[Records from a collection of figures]

......

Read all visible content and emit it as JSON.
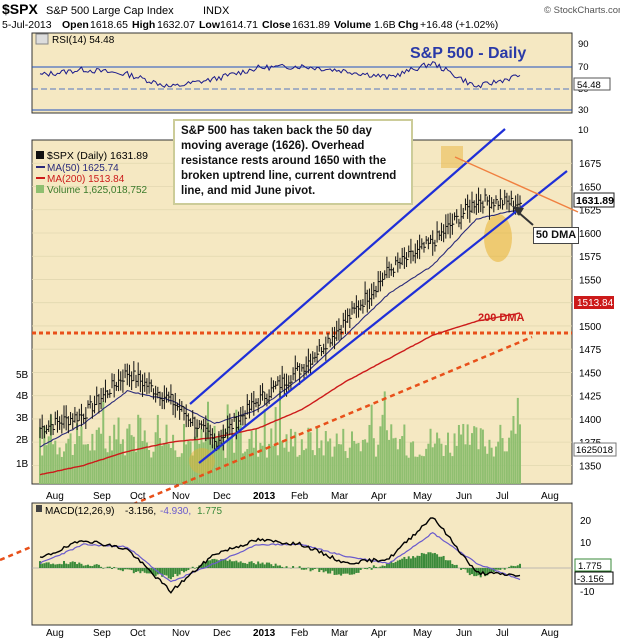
{
  "header": {
    "symbol": "$SPX",
    "name": "S&P 500 Large Cap Index",
    "exchange": "INDX",
    "watermark": "© StockCharts.com",
    "date": "5-Jul-2013",
    "open_label": "Open",
    "open": "1618.65",
    "high_label": "High",
    "high": "1632.07",
    "low_label": "Low",
    "low": "1614.71",
    "close_label": "Close",
    "close": "1631.89",
    "volume_label": "Volume",
    "volume": "1.6B",
    "chg_label": "Chg",
    "chg": "+16.48 (+1.02%)"
  },
  "rsi": {
    "legend": "RSI(14) 54.48",
    "title": "S&P 500 - Daily",
    "ticks": [
      "90",
      "70",
      "50",
      "30",
      "10"
    ],
    "last_label": "54.48"
  },
  "price": {
    "legend_main": "$SPX (Daily) 1631.89",
    "legend_ma50": "MA(50) 1625.74",
    "legend_ma200": "MA(200) 1513.84",
    "legend_volume": "Volume 1,625,018,752",
    "ticks": [
      "1675",
      "1650",
      "1625",
      "1600",
      "1575",
      "1550",
      "1525",
      "1500",
      "1475",
      "1450",
      "1425",
      "1400",
      "1375",
      "1350"
    ],
    "volume_ticks": [
      "5B",
      "4B",
      "3B",
      "2B",
      "1B"
    ],
    "last_price_label": "1631.89",
    "last_ma200_label": "1513.84",
    "last_volume_label": "1625018",
    "annotation": "S&P 500 has taken back the 50 day moving average (1626). Overhead resistance rests around 1650 with the broken uptrend line, current downtrend line, and mid June pivot.",
    "ma50_annotation": "50 DMA",
    "ma200_annotation": "200 DMA"
  },
  "macd": {
    "legend_prefix": "MACD(12,26,9)",
    "legend_macd": "-3.156,",
    "legend_signal": "-4.930,",
    "legend_hist": "1.775",
    "ticks": [
      "20",
      "10",
      "0",
      "-10"
    ],
    "last_hist_label": "1.775",
    "last_macd_label": "-3.156"
  },
  "months": [
    "Aug",
    "Sep",
    "Oct",
    "Nov",
    "Dec",
    "2013",
    "Feb",
    "Mar",
    "Apr",
    "May",
    "Jun",
    "Jul",
    "Aug"
  ],
  "colors": {
    "panel_bg": "#f5e8c2",
    "rsi_line": "#1a1a8c",
    "price_bar": "#111111",
    "ma50": "#2a2a7a",
    "ma200": "#cc1a1a",
    "trend_channel": "#1f2fd8",
    "down_trend": "#f08040",
    "support_dotted": "#e8501a",
    "volume": "#8fbf70",
    "macd_line": "#000000",
    "macd_signal": "#6a5acd",
    "macd_hist": "#3a8a3a",
    "highlight": "#e8b030"
  },
  "chart_data": [
    {
      "type": "line",
      "title": "RSI(14)",
      "x": [
        "Aug",
        "Sep",
        "Oct",
        "Nov",
        "Dec",
        "2013",
        "Feb",
        "Mar",
        "Apr",
        "May",
        "Jun",
        "Jul"
      ],
      "series": [
        {
          "name": "RSI(14)",
          "values": [
            55,
            62,
            56,
            40,
            50,
            64,
            66,
            60,
            52,
            70,
            40,
            54.48
          ]
        }
      ],
      "ylim": [
        0,
        100
      ],
      "reference_lines": [
        70,
        50,
        30
      ]
    },
    {
      "type": "line",
      "title": "S&P 500 - Daily",
      "x": [
        "Aug",
        "Sep",
        "Oct",
        "Nov",
        "Dec",
        "2013",
        "Feb",
        "Mar",
        "Apr",
        "May",
        "Jun",
        "Jul"
      ],
      "series": [
        {
          "name": "$SPX (Daily)",
          "values": [
            1390,
            1405,
            1450,
            1420,
            1375,
            1420,
            1455,
            1505,
            1560,
            1590,
            1635,
            1631.89
          ]
        },
        {
          "name": "MA(50)",
          "values": [
            1370,
            1395,
            1430,
            1420,
            1395,
            1410,
            1445,
            1490,
            1535,
            1565,
            1615,
            1625.74
          ]
        },
        {
          "name": "MA(200)",
          "values": [
            1340,
            1350,
            1365,
            1375,
            1380,
            1390,
            1410,
            1440,
            1465,
            1490,
            1505,
            1513.84
          ]
        }
      ],
      "ylim": [
        1330,
        1700
      ]
    },
    {
      "type": "line",
      "title": "MACD(12,26,9)",
      "x": [
        "Aug",
        "Sep",
        "Oct",
        "Nov",
        "Dec",
        "2013",
        "Feb",
        "Mar",
        "Apr",
        "May",
        "Jun",
        "Jul"
      ],
      "series": [
        {
          "name": "MACD",
          "values": [
            4,
            12,
            8,
            -10,
            6,
            12,
            10,
            2,
            4,
            22,
            -2,
            -3.156
          ]
        },
        {
          "name": "Signal",
          "values": [
            2,
            10,
            9,
            -6,
            2,
            10,
            10,
            5,
            2,
            15,
            2,
            -4.93
          ]
        },
        {
          "name": "Histogram",
          "values": [
            2,
            2,
            -1,
            -4,
            4,
            2,
            0,
            -3,
            2,
            7,
            -4,
            1.775
          ]
        }
      ],
      "ylim": [
        -15,
        25
      ]
    }
  ]
}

......

◆ **WHAT YOU ARE ASKED TO DO**:
In the records above, how many lines hold the string "Daily"? Reply with only the number.

◆ **TASK OUTPUT**:
4